Raw data =>
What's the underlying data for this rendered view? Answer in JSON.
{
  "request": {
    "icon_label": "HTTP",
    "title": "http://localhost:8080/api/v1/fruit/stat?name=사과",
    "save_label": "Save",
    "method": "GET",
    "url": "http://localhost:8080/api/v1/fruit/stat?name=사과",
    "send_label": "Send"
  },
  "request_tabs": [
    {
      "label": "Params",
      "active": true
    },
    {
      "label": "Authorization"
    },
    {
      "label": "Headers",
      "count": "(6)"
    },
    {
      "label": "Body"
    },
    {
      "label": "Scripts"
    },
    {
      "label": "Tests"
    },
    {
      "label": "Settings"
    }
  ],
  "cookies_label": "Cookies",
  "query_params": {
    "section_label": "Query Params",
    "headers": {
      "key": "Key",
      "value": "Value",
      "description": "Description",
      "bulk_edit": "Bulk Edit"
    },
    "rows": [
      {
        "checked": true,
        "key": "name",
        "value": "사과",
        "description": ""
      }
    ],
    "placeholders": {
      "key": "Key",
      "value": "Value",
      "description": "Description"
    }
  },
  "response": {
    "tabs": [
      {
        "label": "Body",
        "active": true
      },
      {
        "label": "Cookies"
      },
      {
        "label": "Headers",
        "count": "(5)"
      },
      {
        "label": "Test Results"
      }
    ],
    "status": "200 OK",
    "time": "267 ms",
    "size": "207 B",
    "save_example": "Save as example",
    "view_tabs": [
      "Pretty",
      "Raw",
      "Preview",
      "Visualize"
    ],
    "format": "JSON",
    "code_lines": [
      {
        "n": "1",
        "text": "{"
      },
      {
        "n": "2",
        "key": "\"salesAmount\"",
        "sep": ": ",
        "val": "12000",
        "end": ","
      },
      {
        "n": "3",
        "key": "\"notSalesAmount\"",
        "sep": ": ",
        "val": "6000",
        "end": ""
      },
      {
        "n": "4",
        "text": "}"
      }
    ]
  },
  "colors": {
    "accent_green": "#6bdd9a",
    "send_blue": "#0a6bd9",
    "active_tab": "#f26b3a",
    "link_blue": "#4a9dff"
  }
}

Task to carry out => Type out the material again exactly as presented.

Written answer =>
What's the underlying data for this rendered view? Answer in JSON.
{
  "request": {
    "icon_label": "HTTP",
    "title": "http://localhost:8080/api/v1/fruit/stat?name=사과",
    "save_label": "Save",
    "method": "GET",
    "url": "http://localhost:8080/api/v1/fruit/stat?name=사과",
    "send_label": "Send"
  },
  "request_tabs": [
    {
      "label": "Params",
      "active": true
    },
    {
      "label": "Authorization"
    },
    {
      "label": "Headers",
      "count": "(6)"
    },
    {
      "label": "Body"
    },
    {
      "label": "Scripts"
    },
    {
      "label": "Tests"
    },
    {
      "label": "Settings"
    }
  ],
  "cookies_label": "Cookies",
  "query_params": {
    "section_label": "Query Params",
    "headers": {
      "key": "Key",
      "value": "Value",
      "description": "Description",
      "bulk_edit": "Bulk Edit"
    },
    "rows": [
      {
        "checked": true,
        "key": "name",
        "value": "사과",
        "description": ""
      }
    ],
    "placeholders": {
      "key": "Key",
      "value": "Value",
      "description": "Description"
    }
  },
  "response": {
    "tabs": [
      {
        "label": "Body",
        "active": true
      },
      {
        "label": "Cookies"
      },
      {
        "label": "Headers",
        "count": "(5)"
      },
      {
        "label": "Test Results"
      }
    ],
    "status": "200 OK",
    "time": "267 ms",
    "size": "207 B",
    "save_example": "Save as example",
    "view_tabs": [
      "Pretty",
      "Raw",
      "Preview",
      "Visualize"
    ],
    "format": "JSON",
    "code_lines": [
      {
        "n": "1",
        "text": "{"
      },
      {
        "n": "2",
        "key": "\"salesAmount\"",
        "sep": ": ",
        "val": "12000",
        "end": ","
      },
      {
        "n": "3",
        "key": "\"notSalesAmount\"",
        "sep": ": ",
        "val": "6000",
        "end": ""
      },
      {
        "n": "4",
        "text": "}"
      }
    ]
  },
  "colors": {
    "accent_green": "#6bdd9a",
    "send_blue": "#0a6bd9",
    "active_tab": "#f26b3a",
    "link_blue": "#4a9dff"
  }
}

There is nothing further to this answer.